**Task**.
Search the records for "What". Copy every line where it appears.
— START OF Data for processing —
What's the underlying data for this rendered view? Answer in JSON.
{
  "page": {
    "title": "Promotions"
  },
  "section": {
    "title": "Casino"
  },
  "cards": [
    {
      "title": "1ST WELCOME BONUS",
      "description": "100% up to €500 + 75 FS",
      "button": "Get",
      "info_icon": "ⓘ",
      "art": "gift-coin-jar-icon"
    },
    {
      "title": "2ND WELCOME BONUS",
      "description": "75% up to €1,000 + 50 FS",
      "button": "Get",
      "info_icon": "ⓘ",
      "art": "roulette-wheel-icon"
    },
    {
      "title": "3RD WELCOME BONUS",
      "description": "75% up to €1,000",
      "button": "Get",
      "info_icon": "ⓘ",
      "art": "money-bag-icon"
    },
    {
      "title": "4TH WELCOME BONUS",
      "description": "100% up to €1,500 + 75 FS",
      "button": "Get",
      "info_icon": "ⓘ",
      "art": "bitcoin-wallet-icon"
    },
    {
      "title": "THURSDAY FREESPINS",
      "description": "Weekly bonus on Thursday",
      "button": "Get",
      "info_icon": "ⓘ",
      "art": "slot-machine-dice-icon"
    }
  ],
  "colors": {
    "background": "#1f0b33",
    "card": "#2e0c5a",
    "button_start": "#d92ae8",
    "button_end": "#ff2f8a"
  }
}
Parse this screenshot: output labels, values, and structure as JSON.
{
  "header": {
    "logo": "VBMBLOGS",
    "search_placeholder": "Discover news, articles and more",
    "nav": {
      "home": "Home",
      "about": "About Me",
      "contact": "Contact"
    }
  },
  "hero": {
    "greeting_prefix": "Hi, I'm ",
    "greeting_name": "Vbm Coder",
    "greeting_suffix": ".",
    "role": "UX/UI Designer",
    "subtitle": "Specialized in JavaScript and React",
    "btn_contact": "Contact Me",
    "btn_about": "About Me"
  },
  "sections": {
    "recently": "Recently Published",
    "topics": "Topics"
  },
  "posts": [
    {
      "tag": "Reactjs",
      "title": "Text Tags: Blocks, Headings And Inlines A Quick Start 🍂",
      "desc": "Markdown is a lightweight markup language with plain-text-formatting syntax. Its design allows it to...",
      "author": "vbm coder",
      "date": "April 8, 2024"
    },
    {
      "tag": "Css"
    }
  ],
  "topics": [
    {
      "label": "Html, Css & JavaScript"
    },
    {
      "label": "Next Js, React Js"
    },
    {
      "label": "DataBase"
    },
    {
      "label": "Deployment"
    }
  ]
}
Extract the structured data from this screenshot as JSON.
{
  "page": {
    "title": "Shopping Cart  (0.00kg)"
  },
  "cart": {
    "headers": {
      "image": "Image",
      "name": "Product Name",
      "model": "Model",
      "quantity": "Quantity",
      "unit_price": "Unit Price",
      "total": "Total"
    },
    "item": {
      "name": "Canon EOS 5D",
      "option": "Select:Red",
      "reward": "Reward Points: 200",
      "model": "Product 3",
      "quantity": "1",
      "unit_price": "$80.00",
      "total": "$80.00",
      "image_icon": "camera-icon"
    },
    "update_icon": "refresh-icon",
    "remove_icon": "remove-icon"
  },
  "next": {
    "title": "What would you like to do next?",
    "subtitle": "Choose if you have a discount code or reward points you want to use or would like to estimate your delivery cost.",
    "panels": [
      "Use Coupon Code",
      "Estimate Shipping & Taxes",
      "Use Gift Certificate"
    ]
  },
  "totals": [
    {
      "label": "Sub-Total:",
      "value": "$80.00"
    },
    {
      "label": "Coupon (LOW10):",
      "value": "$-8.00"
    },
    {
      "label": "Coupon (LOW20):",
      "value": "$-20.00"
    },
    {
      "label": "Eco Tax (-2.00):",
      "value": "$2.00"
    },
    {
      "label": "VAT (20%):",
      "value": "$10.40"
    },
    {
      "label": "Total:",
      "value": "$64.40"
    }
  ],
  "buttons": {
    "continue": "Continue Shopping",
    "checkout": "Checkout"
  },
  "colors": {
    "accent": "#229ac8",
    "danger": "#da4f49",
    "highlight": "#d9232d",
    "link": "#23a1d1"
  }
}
— END OF Data for processing —
**Correct output**.
What's the underlying data for this rendered view? Answer in JSON.
    "title": "What would you like to do next?",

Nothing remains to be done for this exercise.